Task details: Take the data below and repeat it exactly.

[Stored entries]
** start **

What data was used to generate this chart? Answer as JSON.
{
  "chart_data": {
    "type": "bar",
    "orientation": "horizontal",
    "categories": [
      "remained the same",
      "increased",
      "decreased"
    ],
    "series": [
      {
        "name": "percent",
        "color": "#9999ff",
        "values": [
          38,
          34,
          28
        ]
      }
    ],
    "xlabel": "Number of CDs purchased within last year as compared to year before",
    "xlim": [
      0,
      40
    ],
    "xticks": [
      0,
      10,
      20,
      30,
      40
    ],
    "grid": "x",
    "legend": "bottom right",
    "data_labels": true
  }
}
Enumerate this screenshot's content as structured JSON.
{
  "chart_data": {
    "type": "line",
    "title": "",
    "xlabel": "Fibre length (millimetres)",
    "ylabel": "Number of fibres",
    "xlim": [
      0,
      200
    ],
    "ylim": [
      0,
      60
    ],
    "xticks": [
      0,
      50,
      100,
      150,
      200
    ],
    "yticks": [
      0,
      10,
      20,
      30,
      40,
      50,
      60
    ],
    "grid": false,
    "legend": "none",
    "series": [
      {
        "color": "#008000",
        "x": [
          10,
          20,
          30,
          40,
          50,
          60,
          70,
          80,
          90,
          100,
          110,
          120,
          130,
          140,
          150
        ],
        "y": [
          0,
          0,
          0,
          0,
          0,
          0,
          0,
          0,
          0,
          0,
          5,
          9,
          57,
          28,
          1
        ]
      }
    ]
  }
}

** end **

Worked solution:
What data was used to generate this chart? Answer as JSON.
{
  "chart_data": {
    "type": "bar",
    "orientation": "horizontal",
    "categories": [
      "remained the same",
      "increased",
      "decreased"
    ],
    "series": [
      {
        "name": "percent",
        "color": "#9999ff",
        "values": [
          38,
          34,
          28
        ]
      }
    ],
    "xlabel": "Number of CDs purchased within last year as compared to year before",
    "xlim": [
      0,
      40
    ],
    "xticks": [
      0,
      10,
      20,
      30,
      40
    ],
    "grid": "x",
    "legend": "bottom right",
    "data_labels": true
  }
}
Enumerate this screenshot's content as structured JSON.
{
  "chart_data": {
    "type": "line",
    "title": "",
    "xlabel": "Fibre length (millimetres)",
    "ylabel": "Number of fibres",
    "xlim": [
      0,
      200
    ],
    "ylim": [
      0,
      60
    ],
    "xticks": [
      0,
      50,
      100,
      150,
      200
    ],
    "yticks": [
      0,
      10,
      20,
      30,
      40,
      50,
      60
    ],
    "grid": false,
    "legend": "none",
    "series": [
      {
        "color": "#008000",
        "x": [
          10,
          20,
          30,
          40,
          50,
          60,
          70,
          80,
          90,
          100,
          110,
          120,
          130,
          140,
          150
        ],
        "y": [
          0,
          0,
          0,
          0,
          0,
          0,
          0,
          0,
          0,
          0,
          5,
          9,
          57,
          28,
          1
        ]
      }
    ]
  }
}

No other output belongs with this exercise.